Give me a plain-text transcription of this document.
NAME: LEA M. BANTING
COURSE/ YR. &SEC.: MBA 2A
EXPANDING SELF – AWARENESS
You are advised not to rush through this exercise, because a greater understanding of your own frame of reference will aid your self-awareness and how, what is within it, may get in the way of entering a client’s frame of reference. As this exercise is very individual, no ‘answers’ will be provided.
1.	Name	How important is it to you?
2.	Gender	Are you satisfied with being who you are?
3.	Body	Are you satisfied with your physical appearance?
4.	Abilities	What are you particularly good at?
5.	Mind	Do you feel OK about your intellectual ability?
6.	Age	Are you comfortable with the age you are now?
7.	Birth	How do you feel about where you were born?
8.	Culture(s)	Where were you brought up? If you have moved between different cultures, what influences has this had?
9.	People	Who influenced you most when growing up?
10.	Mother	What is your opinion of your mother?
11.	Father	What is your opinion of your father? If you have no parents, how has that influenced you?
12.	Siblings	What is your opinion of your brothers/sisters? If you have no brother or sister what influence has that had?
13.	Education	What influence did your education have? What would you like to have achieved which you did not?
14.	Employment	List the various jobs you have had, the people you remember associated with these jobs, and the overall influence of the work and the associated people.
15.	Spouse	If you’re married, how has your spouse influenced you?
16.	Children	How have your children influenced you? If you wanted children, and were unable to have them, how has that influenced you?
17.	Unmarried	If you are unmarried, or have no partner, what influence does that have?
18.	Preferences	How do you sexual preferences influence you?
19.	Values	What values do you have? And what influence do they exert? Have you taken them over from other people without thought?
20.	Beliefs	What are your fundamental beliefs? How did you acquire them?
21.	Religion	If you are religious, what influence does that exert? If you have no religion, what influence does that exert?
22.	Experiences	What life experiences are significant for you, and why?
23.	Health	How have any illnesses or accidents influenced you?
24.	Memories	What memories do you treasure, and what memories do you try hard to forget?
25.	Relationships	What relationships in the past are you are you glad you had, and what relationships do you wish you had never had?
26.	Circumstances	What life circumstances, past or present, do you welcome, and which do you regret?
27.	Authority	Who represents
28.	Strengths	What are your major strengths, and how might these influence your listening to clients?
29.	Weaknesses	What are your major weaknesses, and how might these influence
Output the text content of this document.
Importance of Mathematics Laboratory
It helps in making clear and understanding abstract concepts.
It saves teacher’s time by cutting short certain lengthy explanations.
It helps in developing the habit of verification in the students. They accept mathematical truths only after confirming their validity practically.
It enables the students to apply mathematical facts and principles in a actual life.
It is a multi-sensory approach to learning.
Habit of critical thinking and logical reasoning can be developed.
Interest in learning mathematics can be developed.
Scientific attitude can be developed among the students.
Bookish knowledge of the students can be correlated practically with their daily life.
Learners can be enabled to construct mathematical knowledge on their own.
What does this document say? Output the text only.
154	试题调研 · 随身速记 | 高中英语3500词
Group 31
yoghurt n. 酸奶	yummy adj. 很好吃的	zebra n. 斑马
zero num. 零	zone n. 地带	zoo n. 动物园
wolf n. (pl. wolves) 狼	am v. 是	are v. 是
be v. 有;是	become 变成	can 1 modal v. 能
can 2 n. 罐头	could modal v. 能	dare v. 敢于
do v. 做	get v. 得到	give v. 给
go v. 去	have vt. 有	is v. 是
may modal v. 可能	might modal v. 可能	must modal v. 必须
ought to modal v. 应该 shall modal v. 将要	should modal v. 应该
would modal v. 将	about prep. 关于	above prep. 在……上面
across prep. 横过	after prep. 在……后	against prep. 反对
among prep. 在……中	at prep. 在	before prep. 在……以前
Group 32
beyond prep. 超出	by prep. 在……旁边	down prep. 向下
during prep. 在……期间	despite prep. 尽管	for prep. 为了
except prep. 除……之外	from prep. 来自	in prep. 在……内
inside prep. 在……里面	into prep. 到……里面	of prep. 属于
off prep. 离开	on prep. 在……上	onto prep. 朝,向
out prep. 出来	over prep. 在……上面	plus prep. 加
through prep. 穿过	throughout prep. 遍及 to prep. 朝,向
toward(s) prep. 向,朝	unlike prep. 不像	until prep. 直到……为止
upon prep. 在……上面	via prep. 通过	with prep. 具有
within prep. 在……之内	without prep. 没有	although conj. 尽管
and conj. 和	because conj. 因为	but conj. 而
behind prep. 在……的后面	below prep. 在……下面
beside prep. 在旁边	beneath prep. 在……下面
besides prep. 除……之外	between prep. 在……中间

▶ _WORK TO DO_
Each line above that includes "exert" should be shown.

▶ _FINAL ANSWER_
19.	Values	What values do you have? And what influence do they exert? Have you taken them over from other people without thought?
21.	Religion	If you are religious, what influence does that exert? If you have no religion, what influence does that exert?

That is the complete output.